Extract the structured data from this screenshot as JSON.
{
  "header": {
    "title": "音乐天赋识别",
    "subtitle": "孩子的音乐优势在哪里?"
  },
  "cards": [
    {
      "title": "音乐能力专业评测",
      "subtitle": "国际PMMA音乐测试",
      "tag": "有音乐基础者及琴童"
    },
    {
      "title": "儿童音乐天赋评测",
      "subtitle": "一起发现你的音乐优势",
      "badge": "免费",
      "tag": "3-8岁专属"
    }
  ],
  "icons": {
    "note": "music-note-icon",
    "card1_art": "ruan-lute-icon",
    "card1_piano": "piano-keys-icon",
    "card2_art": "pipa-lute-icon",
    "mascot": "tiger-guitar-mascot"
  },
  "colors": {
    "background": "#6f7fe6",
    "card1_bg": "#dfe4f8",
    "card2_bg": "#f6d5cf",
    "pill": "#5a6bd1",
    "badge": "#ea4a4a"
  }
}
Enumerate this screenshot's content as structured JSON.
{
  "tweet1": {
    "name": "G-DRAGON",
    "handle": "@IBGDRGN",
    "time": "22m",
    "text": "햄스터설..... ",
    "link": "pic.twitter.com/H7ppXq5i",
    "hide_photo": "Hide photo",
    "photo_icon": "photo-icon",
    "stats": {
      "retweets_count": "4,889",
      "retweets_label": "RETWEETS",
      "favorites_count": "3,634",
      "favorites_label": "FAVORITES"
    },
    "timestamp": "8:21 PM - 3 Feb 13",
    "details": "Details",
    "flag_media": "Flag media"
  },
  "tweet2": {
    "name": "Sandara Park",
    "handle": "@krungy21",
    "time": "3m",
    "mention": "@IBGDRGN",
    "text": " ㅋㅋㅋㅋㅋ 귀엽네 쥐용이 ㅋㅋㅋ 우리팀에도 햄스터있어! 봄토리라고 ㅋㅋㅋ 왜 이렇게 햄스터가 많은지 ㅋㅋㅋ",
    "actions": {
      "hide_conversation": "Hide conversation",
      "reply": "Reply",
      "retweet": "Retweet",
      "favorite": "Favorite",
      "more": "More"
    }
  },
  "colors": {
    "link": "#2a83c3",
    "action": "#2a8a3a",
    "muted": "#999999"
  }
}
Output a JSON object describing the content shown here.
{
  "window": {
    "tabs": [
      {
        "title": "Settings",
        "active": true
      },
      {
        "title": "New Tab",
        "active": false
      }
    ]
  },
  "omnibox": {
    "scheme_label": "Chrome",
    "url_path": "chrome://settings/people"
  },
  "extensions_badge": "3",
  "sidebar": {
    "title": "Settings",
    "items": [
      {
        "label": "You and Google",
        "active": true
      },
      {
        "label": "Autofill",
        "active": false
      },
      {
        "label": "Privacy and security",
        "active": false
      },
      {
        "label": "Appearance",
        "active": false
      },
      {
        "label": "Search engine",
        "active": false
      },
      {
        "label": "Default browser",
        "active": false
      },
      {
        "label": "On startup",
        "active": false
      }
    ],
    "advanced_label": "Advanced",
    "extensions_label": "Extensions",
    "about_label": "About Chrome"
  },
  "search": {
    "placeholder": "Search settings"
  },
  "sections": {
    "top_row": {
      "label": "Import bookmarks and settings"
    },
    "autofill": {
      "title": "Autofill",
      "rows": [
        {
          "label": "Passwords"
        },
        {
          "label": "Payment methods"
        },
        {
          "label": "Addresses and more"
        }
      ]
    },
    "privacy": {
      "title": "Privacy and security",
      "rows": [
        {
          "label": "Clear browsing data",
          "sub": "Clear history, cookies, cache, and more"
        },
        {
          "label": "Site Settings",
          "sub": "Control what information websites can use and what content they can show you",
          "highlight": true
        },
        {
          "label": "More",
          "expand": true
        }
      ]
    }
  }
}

**What you are asked to do:** List the lines of the material in which the word "Clear" occurs.

**Answer to this task:**
          "label": "Clear browsing data",
          "sub": "Clear history, cookies, cache, and more"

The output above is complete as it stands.